### Task input

+ + + +

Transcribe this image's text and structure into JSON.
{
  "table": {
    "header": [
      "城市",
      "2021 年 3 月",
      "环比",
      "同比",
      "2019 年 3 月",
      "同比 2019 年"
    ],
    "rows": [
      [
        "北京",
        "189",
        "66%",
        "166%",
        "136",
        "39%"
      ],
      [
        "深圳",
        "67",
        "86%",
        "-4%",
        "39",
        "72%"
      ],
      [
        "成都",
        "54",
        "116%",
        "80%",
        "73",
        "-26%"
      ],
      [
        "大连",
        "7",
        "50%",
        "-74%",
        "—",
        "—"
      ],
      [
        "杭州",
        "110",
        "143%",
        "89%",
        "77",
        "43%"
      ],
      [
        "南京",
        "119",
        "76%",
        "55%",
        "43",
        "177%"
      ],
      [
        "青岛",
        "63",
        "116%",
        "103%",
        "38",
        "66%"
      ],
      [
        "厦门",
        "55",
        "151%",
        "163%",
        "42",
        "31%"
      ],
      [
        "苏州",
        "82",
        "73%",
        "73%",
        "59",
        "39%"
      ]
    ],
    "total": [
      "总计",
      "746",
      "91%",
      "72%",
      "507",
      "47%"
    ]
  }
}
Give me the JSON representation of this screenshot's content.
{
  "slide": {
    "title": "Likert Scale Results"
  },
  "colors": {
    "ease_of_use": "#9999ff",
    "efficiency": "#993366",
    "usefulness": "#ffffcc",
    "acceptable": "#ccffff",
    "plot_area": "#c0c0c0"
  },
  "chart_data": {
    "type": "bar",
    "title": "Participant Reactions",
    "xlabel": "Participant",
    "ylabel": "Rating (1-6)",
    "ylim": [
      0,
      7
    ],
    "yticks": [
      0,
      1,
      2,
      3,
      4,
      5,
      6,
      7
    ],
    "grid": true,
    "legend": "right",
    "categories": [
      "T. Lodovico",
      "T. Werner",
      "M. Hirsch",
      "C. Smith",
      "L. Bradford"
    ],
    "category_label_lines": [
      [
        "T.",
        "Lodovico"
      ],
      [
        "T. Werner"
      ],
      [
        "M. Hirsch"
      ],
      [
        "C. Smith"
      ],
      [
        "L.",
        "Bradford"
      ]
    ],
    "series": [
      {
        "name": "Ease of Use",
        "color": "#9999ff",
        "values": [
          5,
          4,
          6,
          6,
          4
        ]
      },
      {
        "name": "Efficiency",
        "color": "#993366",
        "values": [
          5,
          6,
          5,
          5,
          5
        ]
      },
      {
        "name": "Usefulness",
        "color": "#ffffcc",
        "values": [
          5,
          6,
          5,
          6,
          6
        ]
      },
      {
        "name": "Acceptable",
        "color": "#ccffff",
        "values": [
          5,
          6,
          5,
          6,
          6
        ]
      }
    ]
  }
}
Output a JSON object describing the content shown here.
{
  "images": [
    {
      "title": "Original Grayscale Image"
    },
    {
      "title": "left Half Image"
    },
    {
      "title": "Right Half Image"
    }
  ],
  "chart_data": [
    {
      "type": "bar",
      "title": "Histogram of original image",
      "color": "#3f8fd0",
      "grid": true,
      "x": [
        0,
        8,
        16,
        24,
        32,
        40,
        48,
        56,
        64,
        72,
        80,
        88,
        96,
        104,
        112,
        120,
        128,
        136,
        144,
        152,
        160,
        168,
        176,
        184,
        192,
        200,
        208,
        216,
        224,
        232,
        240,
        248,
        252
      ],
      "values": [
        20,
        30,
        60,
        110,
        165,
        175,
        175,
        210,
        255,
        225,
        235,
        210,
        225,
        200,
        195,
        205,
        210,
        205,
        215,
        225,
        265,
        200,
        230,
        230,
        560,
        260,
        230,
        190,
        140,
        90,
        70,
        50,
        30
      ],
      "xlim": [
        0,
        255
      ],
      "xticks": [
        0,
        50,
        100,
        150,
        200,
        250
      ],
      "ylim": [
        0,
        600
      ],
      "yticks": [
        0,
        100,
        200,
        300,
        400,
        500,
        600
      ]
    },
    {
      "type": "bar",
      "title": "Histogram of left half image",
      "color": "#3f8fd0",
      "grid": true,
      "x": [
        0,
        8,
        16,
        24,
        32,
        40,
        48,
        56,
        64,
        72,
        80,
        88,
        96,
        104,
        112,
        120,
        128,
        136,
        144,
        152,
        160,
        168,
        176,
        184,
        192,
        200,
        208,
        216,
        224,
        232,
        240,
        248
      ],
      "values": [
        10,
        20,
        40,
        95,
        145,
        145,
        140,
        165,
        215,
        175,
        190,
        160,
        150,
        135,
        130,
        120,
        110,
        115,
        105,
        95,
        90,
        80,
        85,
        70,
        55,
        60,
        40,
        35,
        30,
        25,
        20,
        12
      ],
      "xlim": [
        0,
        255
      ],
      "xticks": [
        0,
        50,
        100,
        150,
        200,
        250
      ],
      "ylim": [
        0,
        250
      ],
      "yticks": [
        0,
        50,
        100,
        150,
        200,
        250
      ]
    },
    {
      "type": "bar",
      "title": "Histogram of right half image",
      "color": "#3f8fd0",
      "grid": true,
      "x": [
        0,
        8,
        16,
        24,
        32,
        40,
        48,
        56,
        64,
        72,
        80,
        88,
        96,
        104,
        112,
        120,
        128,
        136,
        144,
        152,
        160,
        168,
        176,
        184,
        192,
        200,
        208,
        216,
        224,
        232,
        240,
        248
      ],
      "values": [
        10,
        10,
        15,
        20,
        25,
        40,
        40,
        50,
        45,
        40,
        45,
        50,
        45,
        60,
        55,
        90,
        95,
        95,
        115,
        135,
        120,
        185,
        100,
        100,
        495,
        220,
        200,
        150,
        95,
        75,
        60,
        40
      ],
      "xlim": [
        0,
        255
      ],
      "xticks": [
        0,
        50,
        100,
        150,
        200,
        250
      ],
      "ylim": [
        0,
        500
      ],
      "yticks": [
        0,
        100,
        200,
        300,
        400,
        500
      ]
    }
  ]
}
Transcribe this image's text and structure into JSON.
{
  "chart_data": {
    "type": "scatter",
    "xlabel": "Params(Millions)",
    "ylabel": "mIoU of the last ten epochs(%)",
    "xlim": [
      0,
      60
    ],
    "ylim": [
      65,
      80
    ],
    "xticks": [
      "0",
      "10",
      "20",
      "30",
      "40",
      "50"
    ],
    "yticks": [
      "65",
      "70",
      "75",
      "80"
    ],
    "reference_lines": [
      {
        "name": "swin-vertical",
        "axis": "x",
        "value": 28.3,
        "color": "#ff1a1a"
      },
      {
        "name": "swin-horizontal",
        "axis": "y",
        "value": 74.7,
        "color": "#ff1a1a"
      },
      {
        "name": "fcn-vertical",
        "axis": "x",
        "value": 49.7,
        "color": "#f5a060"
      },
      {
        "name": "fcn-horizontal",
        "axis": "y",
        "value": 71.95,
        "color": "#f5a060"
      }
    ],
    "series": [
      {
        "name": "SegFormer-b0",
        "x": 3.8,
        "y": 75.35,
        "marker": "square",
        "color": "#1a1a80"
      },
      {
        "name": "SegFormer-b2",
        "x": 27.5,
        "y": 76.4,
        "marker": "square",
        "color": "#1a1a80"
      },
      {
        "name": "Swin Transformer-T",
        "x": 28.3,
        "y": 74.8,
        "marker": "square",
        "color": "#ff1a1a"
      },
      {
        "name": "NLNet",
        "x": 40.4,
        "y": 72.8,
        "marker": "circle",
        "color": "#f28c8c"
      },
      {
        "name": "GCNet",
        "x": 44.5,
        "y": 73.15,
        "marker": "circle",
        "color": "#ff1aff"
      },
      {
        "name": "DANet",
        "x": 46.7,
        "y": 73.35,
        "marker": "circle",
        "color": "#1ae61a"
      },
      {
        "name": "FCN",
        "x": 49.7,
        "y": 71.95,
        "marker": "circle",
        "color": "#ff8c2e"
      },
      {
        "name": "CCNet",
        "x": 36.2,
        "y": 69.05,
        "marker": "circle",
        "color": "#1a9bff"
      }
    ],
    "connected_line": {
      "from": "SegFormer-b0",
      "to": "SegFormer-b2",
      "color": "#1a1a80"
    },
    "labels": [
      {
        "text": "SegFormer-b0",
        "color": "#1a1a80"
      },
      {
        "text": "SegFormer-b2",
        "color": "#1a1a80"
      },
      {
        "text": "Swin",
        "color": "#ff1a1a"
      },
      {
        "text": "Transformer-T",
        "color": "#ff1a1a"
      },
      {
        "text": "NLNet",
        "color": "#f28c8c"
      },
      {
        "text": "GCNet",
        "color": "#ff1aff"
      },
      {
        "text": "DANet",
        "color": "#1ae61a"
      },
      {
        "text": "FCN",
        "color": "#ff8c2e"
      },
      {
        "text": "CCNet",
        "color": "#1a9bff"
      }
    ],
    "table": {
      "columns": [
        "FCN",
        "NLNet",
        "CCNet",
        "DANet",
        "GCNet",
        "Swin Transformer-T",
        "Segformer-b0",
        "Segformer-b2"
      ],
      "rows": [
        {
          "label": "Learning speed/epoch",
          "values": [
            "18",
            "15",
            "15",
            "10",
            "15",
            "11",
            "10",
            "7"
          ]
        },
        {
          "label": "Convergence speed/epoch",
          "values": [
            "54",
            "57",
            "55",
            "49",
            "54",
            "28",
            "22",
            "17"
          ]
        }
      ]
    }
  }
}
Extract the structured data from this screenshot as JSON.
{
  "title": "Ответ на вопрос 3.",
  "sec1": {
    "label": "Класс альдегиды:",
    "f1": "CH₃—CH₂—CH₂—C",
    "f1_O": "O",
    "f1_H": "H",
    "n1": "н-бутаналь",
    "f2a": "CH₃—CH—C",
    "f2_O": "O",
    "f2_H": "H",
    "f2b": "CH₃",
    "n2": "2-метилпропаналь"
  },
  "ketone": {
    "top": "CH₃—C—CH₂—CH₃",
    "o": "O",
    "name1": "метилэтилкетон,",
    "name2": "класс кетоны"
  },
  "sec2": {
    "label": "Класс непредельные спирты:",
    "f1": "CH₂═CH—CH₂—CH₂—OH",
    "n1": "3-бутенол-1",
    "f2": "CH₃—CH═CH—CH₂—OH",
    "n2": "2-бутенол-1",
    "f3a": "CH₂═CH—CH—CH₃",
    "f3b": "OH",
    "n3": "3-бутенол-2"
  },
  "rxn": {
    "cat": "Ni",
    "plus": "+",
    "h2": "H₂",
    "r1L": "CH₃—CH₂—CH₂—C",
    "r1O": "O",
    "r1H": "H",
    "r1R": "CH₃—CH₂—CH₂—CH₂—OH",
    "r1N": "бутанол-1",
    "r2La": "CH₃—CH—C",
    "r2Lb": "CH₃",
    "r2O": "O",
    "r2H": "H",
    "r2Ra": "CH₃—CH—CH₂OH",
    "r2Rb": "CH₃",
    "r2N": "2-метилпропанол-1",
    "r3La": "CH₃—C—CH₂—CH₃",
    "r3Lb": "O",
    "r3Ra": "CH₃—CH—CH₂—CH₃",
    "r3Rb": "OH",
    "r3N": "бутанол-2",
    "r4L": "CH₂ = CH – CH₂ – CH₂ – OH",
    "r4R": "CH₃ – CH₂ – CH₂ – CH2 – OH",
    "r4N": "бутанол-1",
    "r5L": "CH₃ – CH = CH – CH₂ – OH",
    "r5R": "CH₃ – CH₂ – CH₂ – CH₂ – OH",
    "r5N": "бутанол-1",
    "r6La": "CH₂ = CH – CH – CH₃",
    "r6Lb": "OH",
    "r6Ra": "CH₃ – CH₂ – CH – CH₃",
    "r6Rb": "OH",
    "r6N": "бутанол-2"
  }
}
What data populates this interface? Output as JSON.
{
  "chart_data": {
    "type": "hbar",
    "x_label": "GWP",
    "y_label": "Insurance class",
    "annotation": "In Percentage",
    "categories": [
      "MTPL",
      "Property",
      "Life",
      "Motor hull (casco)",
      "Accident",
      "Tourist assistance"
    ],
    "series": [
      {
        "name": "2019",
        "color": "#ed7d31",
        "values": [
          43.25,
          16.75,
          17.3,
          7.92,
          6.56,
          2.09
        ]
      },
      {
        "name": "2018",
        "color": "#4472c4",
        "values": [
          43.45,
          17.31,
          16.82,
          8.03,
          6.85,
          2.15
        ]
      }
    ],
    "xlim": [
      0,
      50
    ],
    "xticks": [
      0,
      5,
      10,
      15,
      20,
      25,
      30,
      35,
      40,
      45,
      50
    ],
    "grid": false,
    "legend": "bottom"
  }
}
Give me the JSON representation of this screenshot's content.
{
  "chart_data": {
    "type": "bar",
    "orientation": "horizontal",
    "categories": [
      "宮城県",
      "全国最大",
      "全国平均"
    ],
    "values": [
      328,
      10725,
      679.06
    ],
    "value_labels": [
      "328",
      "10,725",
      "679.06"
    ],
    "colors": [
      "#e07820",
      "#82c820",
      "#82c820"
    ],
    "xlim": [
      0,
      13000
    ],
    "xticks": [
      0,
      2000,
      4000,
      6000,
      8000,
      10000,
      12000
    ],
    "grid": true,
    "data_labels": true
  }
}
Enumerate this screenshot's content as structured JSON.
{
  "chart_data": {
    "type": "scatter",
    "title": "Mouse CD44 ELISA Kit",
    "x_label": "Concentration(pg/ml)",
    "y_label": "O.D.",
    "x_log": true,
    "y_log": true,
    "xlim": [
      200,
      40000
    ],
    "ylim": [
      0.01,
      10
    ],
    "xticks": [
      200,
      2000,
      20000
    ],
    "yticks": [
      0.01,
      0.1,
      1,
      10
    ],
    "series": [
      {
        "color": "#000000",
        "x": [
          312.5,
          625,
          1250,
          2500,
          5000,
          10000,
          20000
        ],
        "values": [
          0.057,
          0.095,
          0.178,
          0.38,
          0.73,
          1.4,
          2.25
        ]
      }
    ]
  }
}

+ + + +

### Exercise details
Write the lines out exactly, from the one with "Enumerate this screenshot's" down to the last line of the listing, and leave out all others.

### Answer for the task
Enumerate this screenshot's content as structured JSON.
{
  "chart_data": {
    "type": "scatter",
    "title": "Mouse CD44 ELISA Kit",
    "x_label": "Concentration(pg/ml)",
    "y_label": "O.D.",
    "x_log": true,
    "y_log": true,
    "xlim": [
      200,
      40000
    ],
    "ylim": [
      0.01,
      10
    ],
    "xticks": [
      200,
      2000,
      20000
    ],
    "yticks": [
      0.01,
      0.1,
      1,
      10
    ],
    "series": [
      {
        "color": "#000000",
        "x": [
          312.5,
          625,
          1250,
          2500,
          5000,
          10000,
          20000
        ],
        "values": [
          0.057,
          0.095,
          0.178,
          0.38,
          0.73,
          1.4,
          2.25
        ]
      }
    ]
  }
}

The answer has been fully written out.